_Given instruction 1_
Count the lines in the records that contain the string "System", and reply with only that number.

+++ Reading passage +++

1. An indulgence is the remission in the eyes of God of the temporal punishment due to sins whose culpable element has already been taken away. The Christian faithful who are rightly disposed and observe the definite, prescribed conditions gain this remission through the effective assistance of the Church, which, as the minister of redemption, authoritatively distributes and applies the treasury of the expiatory works of Christ and the saints.[1]

  2. An indulgence is either  plenary  or partial; that is, it frees a person either from all or from some of the temporal punishment due to sins.[2]

  3. No one gaining an indulgence may apply it to other living persons.[3]

  4. Both partial and  plenary  indulgences can always be applied to the dead as suffrages.[4]

  5. Any of the Christian faithful who, being at least inwardly contrite, perform a work carrying with it a partial indulgence, receive through the Church the remission of temporal punishment equivalent to what their own act already receives.[5]

  6. The division of indulgences into “personal,” “real,” and “local” is no longer used. This is to make it clear that the subject of indulgences is the Christian’s act, even though such an act sometimes has a connection with a particular object or place.[6]

  7. In addition to the supreme authority of the Church the only ones who can grant indulgences are persons who have this power recognized in law or granted them by the Pope.[7]

  8. In the Roman Curia the Apostolic Penitentiary alone has been put in charge of those matters relating to the granting and use of indulgences. This is without prejudice, however, to the right of the Congregation for the Doctrine of the Faith to oversee whatever involves doctrinal teaching on indulgences.[8]

  9. No authority whatsoever below the pope may assign to others the power to grant indulgences, unless such has been expressly granted that authority by the Apostolic See.[9]

  10. From the outset of their pastoral office, diocesan bishops and those equivalent to them in law have the right to:
    1. grant partial indulgences to the Christian faithful committed to their care;
    2. impart the papal blessing with a  plenary  indulgence, in accord with its prescribed formulary, three times a year in their own dioceses at the end of a Mass which has been celebrated with special liturgical beauty on solemnities or feasts that they will designate, even if they only assist at the Mass.

  11. Metropolitans may grant partial indulgences in their suffragan dioceses just as in their own.

  12. Patriarchs may grant partial indulgences in every place, even those exempt, of their patriarchate, in churches of their own rite outside the boundaries of their patriarchate, and everywhere in the world for the faithful of their own rite. Archbishops major have the same power.

+++ Provided records +++

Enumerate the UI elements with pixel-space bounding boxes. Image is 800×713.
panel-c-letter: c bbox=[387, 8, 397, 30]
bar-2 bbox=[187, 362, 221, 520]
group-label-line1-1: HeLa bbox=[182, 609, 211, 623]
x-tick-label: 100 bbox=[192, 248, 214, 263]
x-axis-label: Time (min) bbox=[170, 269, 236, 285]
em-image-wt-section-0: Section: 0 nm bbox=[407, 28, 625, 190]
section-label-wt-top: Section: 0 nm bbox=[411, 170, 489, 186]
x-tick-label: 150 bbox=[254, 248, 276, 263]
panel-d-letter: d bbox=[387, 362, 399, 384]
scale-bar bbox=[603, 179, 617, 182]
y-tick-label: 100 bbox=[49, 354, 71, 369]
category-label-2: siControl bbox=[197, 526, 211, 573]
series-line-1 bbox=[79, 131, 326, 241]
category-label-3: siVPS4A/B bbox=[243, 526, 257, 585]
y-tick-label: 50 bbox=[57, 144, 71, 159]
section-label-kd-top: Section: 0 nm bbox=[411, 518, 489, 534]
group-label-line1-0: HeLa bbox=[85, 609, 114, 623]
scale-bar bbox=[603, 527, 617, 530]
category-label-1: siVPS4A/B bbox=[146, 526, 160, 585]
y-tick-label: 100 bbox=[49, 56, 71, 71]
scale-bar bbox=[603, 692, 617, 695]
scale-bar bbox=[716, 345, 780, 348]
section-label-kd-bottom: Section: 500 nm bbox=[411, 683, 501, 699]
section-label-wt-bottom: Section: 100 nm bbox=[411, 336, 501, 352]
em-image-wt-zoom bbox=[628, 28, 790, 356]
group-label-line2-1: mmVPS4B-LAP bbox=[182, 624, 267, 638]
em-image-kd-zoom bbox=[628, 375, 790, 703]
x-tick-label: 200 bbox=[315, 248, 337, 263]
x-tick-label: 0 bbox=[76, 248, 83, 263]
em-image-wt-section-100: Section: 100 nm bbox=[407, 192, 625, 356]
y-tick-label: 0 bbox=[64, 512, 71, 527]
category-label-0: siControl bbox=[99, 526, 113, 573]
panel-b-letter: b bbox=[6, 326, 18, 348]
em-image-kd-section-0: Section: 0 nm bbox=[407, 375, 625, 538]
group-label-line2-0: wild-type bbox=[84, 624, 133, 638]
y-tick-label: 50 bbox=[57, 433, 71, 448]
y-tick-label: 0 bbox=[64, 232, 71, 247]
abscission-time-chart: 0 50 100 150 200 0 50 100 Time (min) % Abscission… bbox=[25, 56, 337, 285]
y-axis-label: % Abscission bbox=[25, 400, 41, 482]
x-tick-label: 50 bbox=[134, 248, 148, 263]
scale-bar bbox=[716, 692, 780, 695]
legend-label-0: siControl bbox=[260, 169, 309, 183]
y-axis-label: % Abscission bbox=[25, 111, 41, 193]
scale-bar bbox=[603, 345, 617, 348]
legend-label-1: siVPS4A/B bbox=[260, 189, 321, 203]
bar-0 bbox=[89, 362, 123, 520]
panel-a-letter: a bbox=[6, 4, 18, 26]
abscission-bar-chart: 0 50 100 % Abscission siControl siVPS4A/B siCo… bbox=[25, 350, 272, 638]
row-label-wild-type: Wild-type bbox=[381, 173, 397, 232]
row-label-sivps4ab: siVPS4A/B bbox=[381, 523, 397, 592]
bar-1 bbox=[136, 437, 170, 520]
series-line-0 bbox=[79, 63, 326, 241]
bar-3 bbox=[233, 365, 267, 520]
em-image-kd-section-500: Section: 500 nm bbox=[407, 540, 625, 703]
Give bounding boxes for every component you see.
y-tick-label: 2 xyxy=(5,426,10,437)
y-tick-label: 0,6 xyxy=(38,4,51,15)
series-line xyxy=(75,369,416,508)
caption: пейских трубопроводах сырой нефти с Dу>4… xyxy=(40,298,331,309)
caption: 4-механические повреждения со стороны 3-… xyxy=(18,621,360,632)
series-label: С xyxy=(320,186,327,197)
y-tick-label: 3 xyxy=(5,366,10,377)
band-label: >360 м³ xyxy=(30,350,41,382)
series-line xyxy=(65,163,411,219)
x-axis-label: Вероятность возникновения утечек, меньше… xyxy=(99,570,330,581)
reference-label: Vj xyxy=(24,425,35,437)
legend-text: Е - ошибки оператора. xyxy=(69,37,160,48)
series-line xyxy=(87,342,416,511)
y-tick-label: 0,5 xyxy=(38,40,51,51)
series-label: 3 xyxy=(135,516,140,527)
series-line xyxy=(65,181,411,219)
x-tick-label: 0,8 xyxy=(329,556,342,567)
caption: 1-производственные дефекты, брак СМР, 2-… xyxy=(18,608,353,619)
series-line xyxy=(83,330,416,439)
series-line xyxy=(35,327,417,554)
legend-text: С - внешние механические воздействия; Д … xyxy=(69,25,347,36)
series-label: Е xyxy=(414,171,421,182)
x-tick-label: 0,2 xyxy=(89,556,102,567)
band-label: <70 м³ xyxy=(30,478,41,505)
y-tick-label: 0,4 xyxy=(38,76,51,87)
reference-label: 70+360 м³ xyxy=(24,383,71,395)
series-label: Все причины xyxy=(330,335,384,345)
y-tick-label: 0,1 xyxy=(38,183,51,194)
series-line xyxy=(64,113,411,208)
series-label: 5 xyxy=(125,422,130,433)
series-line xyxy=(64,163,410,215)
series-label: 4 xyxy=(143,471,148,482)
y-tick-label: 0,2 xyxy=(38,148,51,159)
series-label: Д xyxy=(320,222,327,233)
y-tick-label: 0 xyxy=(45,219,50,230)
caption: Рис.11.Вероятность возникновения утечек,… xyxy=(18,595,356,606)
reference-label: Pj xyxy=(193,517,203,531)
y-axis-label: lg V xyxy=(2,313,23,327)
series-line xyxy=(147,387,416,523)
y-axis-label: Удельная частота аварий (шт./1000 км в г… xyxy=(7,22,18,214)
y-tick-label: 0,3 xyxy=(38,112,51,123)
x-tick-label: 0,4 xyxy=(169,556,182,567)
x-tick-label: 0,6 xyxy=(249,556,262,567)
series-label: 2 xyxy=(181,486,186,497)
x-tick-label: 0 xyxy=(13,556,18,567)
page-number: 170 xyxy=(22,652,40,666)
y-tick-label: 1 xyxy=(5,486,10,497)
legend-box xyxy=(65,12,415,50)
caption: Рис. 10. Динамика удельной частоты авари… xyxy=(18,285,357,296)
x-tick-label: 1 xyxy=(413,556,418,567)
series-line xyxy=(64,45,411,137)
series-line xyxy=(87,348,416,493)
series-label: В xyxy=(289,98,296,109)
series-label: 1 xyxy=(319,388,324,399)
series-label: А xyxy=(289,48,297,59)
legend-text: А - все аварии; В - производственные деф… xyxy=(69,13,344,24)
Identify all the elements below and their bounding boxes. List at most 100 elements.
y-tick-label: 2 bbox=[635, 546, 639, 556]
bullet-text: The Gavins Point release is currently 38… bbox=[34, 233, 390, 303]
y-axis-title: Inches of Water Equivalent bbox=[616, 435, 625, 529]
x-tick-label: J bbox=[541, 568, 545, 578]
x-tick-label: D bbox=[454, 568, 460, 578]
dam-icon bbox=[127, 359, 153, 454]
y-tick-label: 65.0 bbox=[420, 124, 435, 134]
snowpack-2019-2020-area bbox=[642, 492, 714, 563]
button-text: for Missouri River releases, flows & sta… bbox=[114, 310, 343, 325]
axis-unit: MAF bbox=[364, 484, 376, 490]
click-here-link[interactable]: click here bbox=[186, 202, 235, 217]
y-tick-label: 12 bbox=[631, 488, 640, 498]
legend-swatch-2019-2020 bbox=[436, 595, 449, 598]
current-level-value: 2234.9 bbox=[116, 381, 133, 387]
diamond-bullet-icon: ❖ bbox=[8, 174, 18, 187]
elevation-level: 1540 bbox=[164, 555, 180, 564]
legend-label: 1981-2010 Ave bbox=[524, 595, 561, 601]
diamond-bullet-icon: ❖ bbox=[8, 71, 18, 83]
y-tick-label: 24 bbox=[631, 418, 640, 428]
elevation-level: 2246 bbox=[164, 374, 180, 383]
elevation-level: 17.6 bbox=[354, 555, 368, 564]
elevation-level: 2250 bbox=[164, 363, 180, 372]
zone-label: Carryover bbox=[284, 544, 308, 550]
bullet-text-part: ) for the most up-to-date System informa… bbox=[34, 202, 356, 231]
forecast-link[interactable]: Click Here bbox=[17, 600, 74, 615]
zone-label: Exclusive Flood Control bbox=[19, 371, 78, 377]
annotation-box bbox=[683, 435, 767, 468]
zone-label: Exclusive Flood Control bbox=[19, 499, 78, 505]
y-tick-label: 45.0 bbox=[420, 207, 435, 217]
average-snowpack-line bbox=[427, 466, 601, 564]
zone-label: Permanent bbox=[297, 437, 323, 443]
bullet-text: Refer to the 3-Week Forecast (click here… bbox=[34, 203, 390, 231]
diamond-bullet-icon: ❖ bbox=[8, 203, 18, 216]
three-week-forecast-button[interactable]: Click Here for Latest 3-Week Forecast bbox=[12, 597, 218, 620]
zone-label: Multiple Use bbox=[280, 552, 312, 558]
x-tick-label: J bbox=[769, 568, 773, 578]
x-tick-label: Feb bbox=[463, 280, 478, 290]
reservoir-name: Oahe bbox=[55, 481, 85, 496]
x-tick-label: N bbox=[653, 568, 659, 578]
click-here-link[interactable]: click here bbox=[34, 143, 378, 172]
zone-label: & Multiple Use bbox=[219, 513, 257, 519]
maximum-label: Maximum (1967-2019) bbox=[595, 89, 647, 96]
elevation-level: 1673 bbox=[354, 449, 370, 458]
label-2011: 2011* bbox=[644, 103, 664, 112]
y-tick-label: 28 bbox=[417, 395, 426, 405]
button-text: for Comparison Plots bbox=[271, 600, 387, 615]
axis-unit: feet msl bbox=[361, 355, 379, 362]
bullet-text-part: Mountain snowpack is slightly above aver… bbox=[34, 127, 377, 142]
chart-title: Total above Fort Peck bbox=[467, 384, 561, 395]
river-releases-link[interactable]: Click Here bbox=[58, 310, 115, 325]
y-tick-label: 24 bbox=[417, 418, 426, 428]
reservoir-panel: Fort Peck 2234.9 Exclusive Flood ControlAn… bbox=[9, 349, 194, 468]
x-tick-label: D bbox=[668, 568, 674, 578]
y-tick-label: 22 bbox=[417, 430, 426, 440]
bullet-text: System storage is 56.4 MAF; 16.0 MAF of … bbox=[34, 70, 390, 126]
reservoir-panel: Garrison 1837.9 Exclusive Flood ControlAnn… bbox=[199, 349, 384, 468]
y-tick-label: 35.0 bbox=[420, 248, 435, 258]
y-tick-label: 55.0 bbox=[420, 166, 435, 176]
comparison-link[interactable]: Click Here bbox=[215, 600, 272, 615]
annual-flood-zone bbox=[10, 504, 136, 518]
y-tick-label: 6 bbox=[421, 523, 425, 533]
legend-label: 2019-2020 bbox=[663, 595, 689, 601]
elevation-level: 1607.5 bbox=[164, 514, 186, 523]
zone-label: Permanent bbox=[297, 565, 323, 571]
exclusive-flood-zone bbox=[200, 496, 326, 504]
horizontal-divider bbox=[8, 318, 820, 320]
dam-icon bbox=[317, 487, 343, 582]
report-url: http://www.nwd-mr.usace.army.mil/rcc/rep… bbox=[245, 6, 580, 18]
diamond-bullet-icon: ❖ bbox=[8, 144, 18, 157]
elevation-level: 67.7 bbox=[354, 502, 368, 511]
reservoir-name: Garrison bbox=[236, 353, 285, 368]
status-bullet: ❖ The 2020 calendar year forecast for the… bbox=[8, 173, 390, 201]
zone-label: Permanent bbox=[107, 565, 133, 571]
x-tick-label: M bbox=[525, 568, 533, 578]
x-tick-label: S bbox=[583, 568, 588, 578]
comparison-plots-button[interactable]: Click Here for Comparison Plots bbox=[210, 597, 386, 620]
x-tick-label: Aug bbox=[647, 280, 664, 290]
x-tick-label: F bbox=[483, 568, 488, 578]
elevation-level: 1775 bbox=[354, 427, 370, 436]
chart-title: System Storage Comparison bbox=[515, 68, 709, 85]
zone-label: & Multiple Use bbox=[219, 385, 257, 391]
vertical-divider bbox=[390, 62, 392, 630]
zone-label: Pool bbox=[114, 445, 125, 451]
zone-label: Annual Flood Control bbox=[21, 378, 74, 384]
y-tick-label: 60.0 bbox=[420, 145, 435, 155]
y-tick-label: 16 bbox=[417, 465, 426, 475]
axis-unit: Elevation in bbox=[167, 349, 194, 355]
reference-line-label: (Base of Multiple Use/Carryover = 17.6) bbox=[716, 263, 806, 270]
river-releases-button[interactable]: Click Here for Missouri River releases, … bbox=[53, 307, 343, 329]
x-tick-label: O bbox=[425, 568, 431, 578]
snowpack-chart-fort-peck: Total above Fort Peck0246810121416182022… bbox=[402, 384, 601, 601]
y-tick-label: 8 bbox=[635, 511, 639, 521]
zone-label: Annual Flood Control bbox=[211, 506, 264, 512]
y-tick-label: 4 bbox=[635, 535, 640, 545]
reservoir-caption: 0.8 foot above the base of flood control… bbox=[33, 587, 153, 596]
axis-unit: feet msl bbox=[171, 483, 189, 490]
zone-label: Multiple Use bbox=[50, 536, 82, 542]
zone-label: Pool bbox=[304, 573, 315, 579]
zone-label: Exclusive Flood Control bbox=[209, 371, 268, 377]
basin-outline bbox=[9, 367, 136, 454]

+++

_Given instruction 2_
Reproduce the norms on indulgences from "10. From the" to "in their own.", substituting "limited indulgences" for every occurrence of "partial indulgences".

_Task output 1_
3

_Task output 2_
10. From the outset of their pastoral office, diocesan bishops and those equivalent to them in law have the right to:
    1. grant limited indulgences to the Christian faithful committed to their care;
    2. impart the papal blessing with a  plenary  indulgence, in accord with its prescribed formulary, three times a year in their own dioceses at the end of a Mass which has been celebrated with special liturgical beauty on solemnities or feasts that they will designate, even if they only assist at the Mass.

  11. Metropolitans may grant limited indulgences in their suffragan dioceses just as in their own.